DO THIS: Find the lines holding the word "WORTH" and collect them.

— Start of DATA SECTION —

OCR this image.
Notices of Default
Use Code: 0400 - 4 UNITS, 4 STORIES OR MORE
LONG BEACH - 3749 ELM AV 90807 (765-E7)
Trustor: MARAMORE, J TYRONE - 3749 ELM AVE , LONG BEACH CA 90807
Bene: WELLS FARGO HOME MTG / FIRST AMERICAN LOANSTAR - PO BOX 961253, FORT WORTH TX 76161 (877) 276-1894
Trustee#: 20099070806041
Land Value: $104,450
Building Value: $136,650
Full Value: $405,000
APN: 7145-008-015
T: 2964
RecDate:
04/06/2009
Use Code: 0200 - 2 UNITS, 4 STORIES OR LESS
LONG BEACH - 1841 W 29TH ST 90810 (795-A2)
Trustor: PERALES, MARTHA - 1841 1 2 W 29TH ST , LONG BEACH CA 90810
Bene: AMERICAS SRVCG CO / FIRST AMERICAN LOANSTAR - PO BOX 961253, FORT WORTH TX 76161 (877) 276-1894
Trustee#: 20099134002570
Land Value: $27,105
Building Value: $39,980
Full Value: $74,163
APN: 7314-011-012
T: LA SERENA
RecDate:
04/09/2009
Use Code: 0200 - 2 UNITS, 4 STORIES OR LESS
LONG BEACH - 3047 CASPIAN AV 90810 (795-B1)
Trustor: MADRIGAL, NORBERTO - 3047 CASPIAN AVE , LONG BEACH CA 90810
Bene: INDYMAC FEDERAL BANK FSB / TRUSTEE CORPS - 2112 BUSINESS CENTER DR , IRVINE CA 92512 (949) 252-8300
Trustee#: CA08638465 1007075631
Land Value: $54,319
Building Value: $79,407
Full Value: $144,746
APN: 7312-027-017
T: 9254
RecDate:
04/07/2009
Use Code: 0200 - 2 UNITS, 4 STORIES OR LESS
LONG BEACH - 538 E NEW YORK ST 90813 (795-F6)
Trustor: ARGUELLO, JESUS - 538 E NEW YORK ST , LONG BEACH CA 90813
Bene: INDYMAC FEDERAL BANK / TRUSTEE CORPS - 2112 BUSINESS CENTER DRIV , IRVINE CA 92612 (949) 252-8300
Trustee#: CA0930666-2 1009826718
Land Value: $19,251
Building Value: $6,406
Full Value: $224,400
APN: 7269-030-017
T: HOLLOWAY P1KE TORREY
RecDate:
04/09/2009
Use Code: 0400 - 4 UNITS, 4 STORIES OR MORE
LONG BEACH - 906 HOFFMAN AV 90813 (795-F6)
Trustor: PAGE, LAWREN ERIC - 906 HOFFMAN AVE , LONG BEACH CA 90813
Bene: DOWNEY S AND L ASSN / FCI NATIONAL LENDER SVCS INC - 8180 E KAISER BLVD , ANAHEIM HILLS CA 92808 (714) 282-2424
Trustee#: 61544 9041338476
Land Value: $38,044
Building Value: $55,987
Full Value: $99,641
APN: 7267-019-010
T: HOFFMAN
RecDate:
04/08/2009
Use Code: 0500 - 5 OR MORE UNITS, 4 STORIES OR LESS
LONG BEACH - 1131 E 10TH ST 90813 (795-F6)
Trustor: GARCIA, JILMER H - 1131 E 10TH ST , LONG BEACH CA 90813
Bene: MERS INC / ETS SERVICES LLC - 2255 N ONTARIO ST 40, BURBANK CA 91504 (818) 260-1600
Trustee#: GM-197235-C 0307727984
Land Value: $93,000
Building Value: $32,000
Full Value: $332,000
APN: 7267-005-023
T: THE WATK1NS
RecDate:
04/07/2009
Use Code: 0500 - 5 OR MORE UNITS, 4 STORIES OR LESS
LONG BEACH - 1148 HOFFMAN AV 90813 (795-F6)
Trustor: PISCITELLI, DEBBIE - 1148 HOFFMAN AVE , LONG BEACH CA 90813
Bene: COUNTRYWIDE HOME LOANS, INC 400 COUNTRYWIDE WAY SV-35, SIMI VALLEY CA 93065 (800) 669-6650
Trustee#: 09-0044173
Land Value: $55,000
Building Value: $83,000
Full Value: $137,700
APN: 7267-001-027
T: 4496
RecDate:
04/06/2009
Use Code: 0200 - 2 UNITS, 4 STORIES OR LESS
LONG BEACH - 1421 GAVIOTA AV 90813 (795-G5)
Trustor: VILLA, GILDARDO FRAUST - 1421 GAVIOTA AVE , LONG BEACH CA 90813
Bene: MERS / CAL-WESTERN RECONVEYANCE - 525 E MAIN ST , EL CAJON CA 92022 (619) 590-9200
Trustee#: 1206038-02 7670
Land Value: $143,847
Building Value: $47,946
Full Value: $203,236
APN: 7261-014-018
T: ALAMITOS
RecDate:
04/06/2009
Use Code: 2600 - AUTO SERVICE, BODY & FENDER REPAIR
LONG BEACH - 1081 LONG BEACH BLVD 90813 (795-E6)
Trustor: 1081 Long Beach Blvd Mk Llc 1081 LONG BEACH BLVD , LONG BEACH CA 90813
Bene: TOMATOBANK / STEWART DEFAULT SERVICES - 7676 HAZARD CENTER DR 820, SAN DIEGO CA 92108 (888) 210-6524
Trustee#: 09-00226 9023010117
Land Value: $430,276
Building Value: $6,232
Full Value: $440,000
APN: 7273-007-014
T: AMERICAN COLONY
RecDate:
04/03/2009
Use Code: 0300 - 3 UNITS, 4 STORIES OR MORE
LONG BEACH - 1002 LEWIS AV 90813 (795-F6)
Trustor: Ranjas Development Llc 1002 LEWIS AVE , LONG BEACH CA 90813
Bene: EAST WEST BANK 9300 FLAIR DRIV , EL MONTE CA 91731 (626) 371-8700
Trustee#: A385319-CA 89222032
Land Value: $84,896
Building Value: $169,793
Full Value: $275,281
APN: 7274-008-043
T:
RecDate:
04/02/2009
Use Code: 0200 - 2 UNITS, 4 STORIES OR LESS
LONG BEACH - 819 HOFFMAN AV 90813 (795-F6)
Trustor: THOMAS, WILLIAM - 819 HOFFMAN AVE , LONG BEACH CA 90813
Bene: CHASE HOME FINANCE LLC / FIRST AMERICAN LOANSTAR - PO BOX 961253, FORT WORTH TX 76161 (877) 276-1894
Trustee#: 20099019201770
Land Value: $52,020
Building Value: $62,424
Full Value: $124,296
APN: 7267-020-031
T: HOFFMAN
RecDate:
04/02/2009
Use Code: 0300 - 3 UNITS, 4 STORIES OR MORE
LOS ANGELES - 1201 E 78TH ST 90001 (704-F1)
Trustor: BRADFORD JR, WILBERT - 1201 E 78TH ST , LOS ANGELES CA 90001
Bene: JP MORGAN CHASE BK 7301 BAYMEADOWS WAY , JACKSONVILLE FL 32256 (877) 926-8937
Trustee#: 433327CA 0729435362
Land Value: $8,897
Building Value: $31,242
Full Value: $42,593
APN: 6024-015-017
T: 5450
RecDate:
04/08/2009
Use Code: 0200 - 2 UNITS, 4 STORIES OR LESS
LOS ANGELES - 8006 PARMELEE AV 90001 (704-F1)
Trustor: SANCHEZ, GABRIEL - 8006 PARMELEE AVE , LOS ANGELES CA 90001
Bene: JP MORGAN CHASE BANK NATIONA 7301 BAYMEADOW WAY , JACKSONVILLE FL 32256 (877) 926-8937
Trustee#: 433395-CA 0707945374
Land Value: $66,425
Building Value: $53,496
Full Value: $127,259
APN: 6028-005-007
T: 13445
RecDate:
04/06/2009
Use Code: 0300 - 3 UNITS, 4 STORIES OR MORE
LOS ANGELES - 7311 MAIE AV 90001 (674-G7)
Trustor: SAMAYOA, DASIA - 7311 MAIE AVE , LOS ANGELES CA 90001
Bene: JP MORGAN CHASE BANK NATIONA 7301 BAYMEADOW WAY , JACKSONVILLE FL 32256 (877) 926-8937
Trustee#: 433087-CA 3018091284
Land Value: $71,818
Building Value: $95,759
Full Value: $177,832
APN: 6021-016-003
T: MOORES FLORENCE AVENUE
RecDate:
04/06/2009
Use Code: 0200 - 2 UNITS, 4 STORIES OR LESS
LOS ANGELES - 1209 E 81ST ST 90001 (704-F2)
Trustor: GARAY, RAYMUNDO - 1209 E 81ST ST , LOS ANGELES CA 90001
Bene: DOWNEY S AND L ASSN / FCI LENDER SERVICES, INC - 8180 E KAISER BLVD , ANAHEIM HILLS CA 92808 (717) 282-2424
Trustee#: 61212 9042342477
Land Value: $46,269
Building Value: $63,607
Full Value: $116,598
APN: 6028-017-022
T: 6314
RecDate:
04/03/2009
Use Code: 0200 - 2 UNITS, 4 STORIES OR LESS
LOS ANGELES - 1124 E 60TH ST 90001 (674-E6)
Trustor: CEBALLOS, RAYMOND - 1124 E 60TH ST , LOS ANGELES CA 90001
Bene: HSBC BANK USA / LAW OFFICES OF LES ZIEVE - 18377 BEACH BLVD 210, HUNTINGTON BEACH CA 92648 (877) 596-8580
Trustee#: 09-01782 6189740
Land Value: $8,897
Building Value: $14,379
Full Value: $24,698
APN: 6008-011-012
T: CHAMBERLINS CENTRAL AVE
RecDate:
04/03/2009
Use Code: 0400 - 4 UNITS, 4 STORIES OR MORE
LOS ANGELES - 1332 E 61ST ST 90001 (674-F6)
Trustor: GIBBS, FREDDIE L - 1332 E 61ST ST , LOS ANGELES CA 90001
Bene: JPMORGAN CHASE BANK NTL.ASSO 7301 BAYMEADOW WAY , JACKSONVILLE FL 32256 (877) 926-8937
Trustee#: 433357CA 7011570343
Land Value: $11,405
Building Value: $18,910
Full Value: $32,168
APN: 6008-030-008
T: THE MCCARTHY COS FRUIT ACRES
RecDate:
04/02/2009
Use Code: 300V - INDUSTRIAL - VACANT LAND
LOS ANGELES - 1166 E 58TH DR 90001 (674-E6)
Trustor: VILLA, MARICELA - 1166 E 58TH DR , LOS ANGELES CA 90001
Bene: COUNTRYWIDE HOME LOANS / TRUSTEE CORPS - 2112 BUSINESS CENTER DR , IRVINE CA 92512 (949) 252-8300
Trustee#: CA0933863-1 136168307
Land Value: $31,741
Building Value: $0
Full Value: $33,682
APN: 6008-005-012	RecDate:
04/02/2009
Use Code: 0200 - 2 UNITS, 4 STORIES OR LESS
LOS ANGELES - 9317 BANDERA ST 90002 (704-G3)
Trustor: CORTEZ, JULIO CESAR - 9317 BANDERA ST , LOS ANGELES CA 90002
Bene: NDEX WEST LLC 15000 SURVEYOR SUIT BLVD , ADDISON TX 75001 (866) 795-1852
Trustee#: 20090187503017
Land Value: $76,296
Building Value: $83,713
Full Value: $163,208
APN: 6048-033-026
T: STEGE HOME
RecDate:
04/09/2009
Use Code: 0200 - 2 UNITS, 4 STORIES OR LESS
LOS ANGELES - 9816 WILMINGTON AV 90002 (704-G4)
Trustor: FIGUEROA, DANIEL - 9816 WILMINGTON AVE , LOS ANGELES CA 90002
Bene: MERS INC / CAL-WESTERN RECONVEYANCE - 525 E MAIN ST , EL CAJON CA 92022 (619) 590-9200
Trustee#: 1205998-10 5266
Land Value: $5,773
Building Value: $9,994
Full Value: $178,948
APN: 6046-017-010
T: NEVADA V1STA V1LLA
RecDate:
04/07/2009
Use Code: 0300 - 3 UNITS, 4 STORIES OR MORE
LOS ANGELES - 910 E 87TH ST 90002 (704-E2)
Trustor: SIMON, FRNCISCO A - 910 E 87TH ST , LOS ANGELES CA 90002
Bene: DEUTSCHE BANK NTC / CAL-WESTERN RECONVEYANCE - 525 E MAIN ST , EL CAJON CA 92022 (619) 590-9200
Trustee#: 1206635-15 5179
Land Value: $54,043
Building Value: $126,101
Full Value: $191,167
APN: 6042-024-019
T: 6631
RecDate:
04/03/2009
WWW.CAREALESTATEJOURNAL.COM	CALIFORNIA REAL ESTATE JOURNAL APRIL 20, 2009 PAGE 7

— End of DATA SECTION —

PROBLEM SOLUTION:
Bene: WELLS FARGO HOME MTG / FIRST AMERICAN LOANSTAR - PO BOX 961253, FORT WORTH TX 76161 (877) 276-1894
Bene: AMERICAS SRVCG CO / FIRST AMERICAN LOANSTAR - PO BOX 961253, FORT WORTH TX 76161 (877) 276-1894
Bene: CHASE HOME FINANCE LLC / FIRST AMERICAN LOANSTAR - PO BOX 961253, FORT WORTH TX 76161 (877) 276-1894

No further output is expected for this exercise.